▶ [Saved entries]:
'''

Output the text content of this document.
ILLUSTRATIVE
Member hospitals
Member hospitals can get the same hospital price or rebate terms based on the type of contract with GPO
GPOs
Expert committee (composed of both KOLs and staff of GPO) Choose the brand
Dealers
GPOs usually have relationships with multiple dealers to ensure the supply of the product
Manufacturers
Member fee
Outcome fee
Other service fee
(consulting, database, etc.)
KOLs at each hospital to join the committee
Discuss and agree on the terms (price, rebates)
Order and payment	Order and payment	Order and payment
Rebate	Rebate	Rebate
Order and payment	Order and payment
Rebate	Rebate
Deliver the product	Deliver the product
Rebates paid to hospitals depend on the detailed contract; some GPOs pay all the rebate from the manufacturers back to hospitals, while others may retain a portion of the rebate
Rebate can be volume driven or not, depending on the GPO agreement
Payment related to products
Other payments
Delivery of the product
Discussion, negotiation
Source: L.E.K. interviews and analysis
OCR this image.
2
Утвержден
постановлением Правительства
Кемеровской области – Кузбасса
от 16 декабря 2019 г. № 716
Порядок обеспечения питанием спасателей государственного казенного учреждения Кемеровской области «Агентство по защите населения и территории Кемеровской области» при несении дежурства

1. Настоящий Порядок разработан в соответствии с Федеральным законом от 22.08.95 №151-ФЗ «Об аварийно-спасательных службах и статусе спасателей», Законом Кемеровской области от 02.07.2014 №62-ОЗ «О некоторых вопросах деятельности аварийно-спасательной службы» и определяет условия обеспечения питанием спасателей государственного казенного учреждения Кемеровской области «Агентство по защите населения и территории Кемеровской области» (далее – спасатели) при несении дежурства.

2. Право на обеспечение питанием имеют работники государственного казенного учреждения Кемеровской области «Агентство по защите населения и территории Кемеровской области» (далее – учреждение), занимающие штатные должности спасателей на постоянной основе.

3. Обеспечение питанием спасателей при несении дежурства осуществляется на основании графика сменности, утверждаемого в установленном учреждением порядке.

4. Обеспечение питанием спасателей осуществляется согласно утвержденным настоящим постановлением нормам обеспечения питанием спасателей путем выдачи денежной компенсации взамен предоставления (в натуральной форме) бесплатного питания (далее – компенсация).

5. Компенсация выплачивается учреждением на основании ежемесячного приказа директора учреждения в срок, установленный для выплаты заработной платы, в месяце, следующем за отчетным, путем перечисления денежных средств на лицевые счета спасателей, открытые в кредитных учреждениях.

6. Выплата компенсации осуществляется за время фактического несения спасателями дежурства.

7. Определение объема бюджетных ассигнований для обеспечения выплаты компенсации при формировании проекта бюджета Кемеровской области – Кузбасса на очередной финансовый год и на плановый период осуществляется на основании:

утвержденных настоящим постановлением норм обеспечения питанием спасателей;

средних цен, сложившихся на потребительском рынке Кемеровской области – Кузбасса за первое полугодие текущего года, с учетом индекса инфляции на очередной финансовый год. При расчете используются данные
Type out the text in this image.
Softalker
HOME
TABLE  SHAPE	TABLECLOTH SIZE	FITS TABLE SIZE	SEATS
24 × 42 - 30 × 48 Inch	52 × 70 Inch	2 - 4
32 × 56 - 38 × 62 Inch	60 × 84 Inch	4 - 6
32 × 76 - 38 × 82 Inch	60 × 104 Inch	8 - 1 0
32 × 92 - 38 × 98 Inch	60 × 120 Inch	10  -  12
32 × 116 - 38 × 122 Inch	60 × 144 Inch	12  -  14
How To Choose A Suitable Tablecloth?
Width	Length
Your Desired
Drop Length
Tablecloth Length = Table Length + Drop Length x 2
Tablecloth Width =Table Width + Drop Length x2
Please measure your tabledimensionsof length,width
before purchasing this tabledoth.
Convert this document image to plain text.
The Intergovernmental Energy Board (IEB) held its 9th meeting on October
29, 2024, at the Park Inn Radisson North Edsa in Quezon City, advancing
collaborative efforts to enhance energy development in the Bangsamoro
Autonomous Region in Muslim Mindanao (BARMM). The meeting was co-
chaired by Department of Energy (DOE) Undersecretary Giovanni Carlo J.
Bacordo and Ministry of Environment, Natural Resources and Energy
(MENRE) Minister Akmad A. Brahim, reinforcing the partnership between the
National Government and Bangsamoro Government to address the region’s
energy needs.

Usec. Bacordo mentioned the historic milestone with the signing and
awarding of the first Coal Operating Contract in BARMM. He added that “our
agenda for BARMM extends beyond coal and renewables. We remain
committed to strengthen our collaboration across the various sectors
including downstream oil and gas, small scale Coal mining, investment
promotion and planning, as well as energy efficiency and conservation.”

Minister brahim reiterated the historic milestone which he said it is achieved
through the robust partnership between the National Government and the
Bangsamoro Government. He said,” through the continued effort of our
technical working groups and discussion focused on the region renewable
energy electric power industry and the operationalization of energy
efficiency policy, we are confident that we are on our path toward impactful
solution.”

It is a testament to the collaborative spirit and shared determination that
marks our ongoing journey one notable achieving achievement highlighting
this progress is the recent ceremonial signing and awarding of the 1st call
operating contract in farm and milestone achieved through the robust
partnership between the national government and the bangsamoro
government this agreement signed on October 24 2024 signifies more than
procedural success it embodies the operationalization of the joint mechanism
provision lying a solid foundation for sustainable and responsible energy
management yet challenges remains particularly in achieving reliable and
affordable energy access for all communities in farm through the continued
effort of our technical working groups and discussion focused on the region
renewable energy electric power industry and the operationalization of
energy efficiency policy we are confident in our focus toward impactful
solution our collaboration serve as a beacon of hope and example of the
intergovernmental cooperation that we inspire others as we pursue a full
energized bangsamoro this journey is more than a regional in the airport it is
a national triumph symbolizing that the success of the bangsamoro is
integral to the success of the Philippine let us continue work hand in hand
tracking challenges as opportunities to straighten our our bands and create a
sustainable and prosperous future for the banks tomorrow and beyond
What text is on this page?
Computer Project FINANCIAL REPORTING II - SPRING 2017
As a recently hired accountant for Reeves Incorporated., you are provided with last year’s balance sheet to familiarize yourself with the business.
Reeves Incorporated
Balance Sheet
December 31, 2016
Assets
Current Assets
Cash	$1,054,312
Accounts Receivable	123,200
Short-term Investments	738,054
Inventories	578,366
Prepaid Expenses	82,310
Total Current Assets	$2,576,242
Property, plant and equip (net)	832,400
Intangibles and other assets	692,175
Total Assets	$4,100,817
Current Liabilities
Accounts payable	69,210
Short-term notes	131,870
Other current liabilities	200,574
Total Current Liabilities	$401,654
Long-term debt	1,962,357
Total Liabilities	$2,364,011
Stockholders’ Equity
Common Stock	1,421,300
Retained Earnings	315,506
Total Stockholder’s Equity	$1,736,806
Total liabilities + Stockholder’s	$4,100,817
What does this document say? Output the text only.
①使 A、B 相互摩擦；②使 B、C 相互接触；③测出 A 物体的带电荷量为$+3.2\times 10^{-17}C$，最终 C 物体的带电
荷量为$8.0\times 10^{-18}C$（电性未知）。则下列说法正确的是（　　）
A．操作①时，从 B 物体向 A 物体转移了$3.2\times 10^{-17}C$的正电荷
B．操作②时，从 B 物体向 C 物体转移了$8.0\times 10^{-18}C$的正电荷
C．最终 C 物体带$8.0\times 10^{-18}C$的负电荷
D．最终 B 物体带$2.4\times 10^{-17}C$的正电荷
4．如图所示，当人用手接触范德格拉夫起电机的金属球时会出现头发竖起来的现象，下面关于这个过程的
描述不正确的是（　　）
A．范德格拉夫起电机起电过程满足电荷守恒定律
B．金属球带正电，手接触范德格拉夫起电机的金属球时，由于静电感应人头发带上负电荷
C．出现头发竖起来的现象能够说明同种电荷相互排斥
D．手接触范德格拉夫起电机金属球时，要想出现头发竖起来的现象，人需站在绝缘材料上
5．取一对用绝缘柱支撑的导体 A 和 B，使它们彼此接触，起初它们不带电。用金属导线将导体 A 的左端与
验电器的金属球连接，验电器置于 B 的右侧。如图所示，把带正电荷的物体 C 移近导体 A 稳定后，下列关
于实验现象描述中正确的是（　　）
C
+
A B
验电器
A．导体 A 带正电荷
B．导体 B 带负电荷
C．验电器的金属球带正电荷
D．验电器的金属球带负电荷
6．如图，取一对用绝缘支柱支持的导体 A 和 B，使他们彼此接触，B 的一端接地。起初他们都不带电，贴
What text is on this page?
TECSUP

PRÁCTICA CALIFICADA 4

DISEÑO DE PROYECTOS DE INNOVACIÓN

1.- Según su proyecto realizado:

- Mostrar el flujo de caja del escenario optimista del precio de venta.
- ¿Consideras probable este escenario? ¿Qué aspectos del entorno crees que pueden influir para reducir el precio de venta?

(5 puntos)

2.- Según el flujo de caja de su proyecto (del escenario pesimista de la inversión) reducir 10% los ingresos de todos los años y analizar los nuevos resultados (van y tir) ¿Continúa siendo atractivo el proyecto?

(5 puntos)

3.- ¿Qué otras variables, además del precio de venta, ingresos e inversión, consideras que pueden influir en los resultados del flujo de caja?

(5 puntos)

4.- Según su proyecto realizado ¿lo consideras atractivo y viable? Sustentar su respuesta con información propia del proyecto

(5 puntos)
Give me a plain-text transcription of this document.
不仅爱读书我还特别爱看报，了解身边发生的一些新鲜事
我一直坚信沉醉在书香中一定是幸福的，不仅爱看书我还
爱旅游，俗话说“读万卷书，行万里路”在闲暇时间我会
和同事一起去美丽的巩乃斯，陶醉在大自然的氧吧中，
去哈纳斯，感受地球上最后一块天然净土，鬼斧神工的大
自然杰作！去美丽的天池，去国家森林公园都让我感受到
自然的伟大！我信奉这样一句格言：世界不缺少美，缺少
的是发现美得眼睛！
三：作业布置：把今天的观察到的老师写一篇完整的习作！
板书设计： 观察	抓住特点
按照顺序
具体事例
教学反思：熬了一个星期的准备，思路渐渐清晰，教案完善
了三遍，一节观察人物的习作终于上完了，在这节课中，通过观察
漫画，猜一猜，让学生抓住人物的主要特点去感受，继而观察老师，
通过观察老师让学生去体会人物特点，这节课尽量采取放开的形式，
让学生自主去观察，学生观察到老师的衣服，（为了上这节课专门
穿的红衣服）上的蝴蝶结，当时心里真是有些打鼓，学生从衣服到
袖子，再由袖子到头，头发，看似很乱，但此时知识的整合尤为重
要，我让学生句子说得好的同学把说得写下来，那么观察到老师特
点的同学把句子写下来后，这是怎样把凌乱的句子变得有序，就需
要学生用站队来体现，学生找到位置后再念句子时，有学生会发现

'''

▶ [Given request]: Above are the records; copy every line in them that holds the word "times".

▶ [Reply to the task]:
①使 A、B 相互摩擦；②使 B、C 相互接触；③测出 A 物体的带电荷量为$+3.2\times 10^{-17}C$，最终 C 物体的带电
荷量为$8.0\times 10^{-18}C$（电性未知）。则下列说法正确的是（　　）
A．操作①时，从 B 物体向 A 物体转移了$3.2\times 10^{-17}C$的正电荷
B．操作②时，从 B 物体向 C 物体转移了$8.0\times 10^{-18}C$的正电荷
C．最终 C 物体带$8.0\times 10^{-18}C$的负电荷
D．最终 B 物体带$2.4\times 10^{-17}C$的正电荷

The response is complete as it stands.